**Records provided:**
.....
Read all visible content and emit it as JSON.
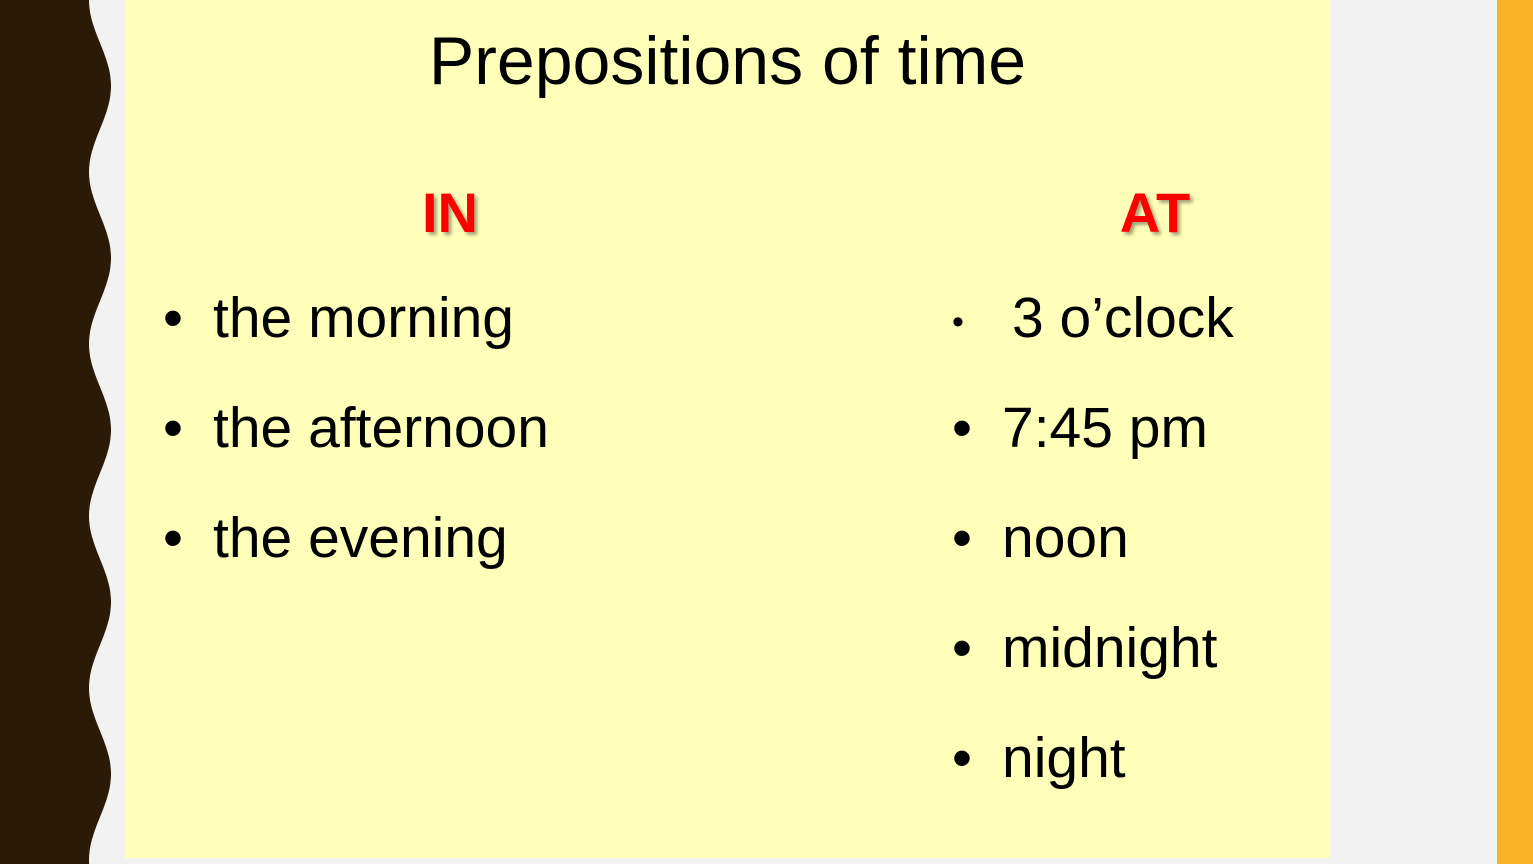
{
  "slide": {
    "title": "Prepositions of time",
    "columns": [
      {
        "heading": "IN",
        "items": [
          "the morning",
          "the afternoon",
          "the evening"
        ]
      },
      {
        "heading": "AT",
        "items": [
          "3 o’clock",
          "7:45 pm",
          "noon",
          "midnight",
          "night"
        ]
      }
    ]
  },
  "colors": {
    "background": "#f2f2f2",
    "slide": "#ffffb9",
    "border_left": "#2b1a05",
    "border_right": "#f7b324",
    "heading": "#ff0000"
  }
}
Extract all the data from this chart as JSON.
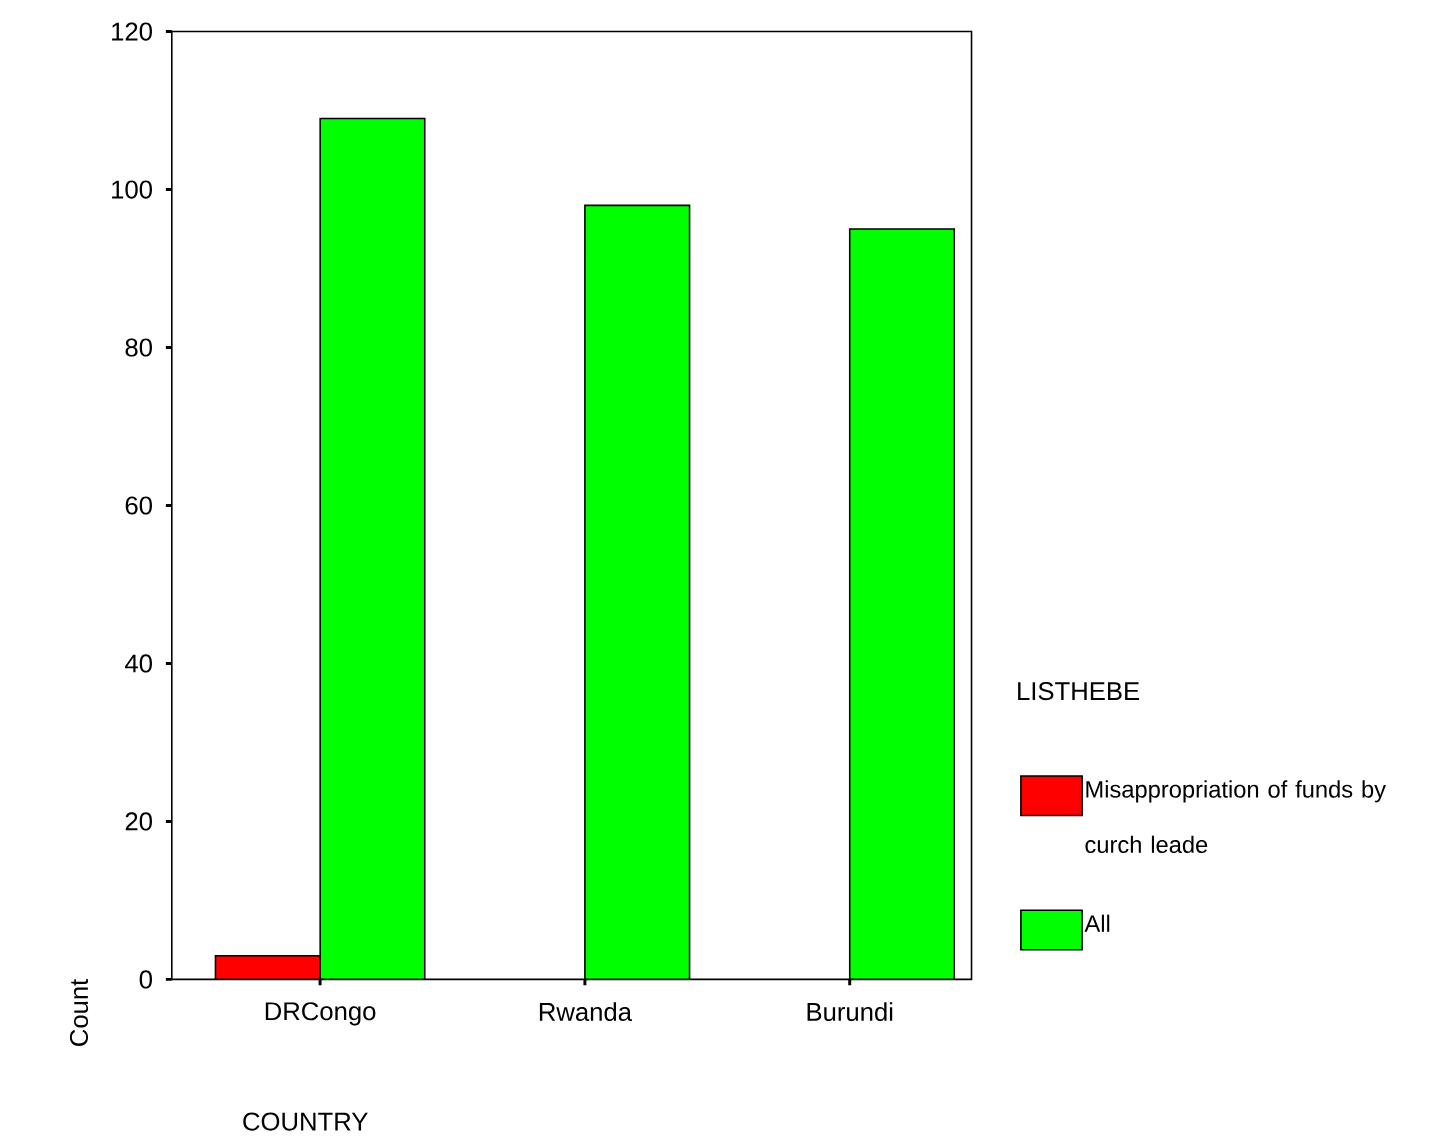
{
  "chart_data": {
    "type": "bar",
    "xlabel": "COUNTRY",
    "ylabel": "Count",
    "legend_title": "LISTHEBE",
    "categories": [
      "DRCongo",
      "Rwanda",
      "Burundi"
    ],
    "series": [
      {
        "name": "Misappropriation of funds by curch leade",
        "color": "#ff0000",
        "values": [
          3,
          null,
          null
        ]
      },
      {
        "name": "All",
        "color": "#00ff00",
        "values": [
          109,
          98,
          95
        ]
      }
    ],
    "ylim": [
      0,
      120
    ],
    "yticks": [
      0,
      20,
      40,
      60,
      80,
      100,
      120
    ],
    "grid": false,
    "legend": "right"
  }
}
.....
**What is required:** Pick out, from the lines above, every one that contains the string "name".

**Exercise answer:**
        "name": "Misappropriation of funds by curch leade",
        "name": "All",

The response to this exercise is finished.